Work instructions =>
Using the entries that follow, collect the lines where the word "antarctica" appears.

Stored data:
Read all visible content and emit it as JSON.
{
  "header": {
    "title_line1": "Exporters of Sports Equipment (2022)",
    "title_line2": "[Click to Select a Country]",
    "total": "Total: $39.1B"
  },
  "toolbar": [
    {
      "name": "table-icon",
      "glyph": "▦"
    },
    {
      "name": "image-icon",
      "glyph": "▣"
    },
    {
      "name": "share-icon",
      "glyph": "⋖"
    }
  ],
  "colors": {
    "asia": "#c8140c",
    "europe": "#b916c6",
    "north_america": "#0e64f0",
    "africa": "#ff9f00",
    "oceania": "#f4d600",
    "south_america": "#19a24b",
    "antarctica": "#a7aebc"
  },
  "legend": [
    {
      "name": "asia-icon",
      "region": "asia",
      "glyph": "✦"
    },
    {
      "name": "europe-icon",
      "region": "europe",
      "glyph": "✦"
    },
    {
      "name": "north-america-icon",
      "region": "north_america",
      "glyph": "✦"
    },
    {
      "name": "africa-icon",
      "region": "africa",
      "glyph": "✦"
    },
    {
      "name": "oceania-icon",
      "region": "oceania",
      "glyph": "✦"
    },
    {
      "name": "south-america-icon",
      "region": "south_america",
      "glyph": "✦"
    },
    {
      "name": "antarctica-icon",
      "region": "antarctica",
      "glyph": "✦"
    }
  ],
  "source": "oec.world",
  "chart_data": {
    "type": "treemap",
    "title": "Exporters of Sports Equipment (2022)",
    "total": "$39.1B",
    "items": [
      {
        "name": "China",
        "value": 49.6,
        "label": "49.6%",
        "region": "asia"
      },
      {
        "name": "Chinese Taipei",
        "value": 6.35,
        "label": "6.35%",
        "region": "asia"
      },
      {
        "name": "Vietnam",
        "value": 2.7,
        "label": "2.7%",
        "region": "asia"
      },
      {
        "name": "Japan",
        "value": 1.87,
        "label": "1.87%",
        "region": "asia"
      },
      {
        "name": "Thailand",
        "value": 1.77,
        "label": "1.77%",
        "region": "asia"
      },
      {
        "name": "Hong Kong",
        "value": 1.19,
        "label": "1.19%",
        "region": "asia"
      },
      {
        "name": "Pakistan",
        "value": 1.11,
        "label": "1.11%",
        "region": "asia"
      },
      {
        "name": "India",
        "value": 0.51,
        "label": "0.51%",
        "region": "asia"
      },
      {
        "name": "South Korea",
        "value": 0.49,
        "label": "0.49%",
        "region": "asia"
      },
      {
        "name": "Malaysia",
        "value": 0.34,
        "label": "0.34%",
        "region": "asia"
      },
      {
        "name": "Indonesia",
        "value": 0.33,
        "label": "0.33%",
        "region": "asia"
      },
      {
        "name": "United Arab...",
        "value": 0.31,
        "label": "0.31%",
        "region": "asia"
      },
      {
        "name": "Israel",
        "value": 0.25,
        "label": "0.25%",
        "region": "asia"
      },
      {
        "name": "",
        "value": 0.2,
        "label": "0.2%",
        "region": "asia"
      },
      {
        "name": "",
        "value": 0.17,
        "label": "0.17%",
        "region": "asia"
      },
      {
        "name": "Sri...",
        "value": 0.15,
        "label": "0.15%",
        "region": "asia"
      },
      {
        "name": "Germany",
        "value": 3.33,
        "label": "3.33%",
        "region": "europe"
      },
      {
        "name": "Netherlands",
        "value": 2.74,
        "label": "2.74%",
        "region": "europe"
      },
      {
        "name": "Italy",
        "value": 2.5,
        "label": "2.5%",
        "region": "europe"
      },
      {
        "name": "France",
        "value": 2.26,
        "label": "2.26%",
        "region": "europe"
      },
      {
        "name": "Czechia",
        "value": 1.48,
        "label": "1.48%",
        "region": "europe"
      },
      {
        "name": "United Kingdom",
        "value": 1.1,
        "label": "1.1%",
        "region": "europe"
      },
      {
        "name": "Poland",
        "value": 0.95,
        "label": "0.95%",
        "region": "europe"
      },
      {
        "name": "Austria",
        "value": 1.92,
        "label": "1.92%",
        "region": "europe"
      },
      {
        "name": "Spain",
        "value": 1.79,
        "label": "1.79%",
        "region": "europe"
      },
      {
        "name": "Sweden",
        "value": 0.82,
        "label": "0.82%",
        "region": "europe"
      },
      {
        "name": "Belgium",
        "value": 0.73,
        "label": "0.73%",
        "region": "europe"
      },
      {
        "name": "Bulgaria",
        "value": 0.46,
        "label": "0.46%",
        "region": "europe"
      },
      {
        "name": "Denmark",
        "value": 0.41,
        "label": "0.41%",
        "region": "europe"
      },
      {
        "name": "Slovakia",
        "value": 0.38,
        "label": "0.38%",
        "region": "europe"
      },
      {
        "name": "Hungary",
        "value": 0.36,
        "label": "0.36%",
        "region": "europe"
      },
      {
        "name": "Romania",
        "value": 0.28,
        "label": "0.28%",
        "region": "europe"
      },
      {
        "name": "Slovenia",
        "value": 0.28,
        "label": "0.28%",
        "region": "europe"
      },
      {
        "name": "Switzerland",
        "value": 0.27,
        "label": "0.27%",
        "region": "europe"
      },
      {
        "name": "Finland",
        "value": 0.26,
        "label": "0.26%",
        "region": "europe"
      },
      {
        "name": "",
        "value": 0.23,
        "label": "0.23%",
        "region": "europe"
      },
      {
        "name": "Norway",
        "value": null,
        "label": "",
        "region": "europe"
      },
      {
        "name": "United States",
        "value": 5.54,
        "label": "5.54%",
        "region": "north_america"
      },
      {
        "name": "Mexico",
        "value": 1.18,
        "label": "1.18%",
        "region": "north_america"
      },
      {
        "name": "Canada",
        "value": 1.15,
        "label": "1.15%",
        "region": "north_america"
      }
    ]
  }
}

Answer below =>
    "antarctica": "#a7aebc"
      "name": "antarctica-icon",
      "region": "antarctica",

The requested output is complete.